Directions:
Write every line out verbatim and omit the pictures.

Material shown:
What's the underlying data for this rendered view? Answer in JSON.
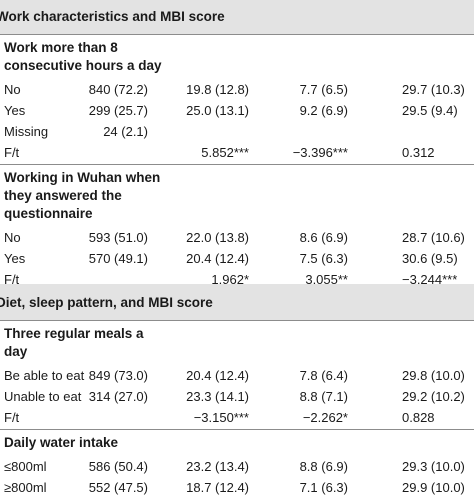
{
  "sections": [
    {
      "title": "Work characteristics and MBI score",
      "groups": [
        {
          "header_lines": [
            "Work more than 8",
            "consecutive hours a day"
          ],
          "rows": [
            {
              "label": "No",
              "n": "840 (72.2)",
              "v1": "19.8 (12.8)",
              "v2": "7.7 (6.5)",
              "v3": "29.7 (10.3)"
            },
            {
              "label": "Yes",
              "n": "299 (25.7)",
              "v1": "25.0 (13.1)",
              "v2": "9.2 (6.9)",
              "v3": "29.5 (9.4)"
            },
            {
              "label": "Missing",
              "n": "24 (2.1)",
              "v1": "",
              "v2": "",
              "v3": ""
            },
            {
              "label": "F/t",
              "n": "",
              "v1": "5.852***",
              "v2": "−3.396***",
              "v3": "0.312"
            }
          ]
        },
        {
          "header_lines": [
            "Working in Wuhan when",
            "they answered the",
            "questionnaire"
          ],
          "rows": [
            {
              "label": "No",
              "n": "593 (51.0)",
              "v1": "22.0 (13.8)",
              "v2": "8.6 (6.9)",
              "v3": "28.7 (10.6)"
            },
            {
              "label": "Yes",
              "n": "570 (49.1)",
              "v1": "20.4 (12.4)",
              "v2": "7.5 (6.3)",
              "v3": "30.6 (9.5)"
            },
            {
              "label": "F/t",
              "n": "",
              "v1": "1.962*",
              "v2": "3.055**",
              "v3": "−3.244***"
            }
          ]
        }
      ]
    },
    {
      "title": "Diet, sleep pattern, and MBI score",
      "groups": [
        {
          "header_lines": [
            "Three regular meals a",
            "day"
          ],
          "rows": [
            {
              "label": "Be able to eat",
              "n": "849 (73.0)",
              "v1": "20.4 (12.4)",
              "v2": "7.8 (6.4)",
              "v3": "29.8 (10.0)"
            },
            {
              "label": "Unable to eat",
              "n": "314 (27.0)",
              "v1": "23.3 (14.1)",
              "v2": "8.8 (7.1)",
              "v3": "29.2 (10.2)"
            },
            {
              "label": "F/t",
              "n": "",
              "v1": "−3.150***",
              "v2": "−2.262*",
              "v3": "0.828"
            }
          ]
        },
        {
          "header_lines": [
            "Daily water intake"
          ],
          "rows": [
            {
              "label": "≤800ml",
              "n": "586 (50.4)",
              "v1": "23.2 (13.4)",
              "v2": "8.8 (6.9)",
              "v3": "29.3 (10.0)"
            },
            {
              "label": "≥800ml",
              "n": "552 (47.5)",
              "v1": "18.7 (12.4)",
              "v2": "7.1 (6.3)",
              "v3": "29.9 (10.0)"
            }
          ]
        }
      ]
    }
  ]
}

Solution to this task:
What's the underlying data for this rendered view? Answer in JSON.
{
  "sections": [
    {
      "title": "Work characteristics and MBI score",
      "groups": [
        {
          "header_lines": [
            "Work more than 8",
            "consecutive hours a day"
          ],
          "rows": [
            {
              "label": "No",
              "n": "840 (72.2)",
              "v1": "19.8 (12.8)",
              "v2": "7.7 (6.5)",
              "v3": "29.7 (10.3)"
            },
            {
              "label": "Yes",
              "n": "299 (25.7)",
              "v1": "25.0 (13.1)",
              "v2": "9.2 (6.9)",
              "v3": "29.5 (9.4)"
            },
            {
              "label": "Missing",
              "n": "24 (2.1)",
              "v1": "",
              "v2": "",
              "v3": ""
            },
            {
              "label": "F/t",
              "n": "",
              "v1": "5.852***",
              "v2": "−3.396***",
              "v3": "0.312"
            }
          ]
        },
        {
          "header_lines": [
            "Working in Wuhan when",
            "they answered the",
            "questionnaire"
          ],
          "rows": [
            {
              "label": "No",
              "n": "593 (51.0)",
              "v1": "22.0 (13.8)",
              "v2": "8.6 (6.9)",
              "v3": "28.7 (10.6)"
            },
            {
              "label": "Yes",
              "n": "570 (49.1)",
              "v1": "20.4 (12.4)",
              "v2": "7.5 (6.3)",
              "v3": "30.6 (9.5)"
            },
            {
              "label": "F/t",
              "n": "",
              "v1": "1.962*",
              "v2": "3.055**",
              "v3": "−3.244***"
            }
          ]
        }
      ]
    },
    {
      "title": "Diet, sleep pattern, and MBI score",
      "groups": [
        {
          "header_lines": [
            "Three regular meals a",
            "day"
          ],
          "rows": [
            {
              "label": "Be able to eat",
              "n": "849 (73.0)",
              "v1": "20.4 (12.4)",
              "v2": "7.8 (6.4)",
              "v3": "29.8 (10.0)"
            },
            {
              "label": "Unable to eat",
              "n": "314 (27.0)",
              "v1": "23.3 (14.1)",
              "v2": "8.8 (7.1)",
              "v3": "29.2 (10.2)"
            },
            {
              "label": "F/t",
              "n": "",
              "v1": "−3.150***",
              "v2": "−2.262*",
              "v3": "0.828"
            }
          ]
        },
        {
          "header_lines": [
            "Daily water intake"
          ],
          "rows": [
            {
              "label": "≤800ml",
              "n": "586 (50.4)",
              "v1": "23.2 (13.4)",
              "v2": "8.8 (6.9)",
              "v3": "29.3 (10.0)"
            },
            {
              "label": "≥800ml",
              "n": "552 (47.5)",
              "v1": "18.7 (12.4)",
              "v2": "7.1 (6.3)",
              "v3": "29.9 (10.0)"
            }
          ]
        }
      ]
    }
  ]
}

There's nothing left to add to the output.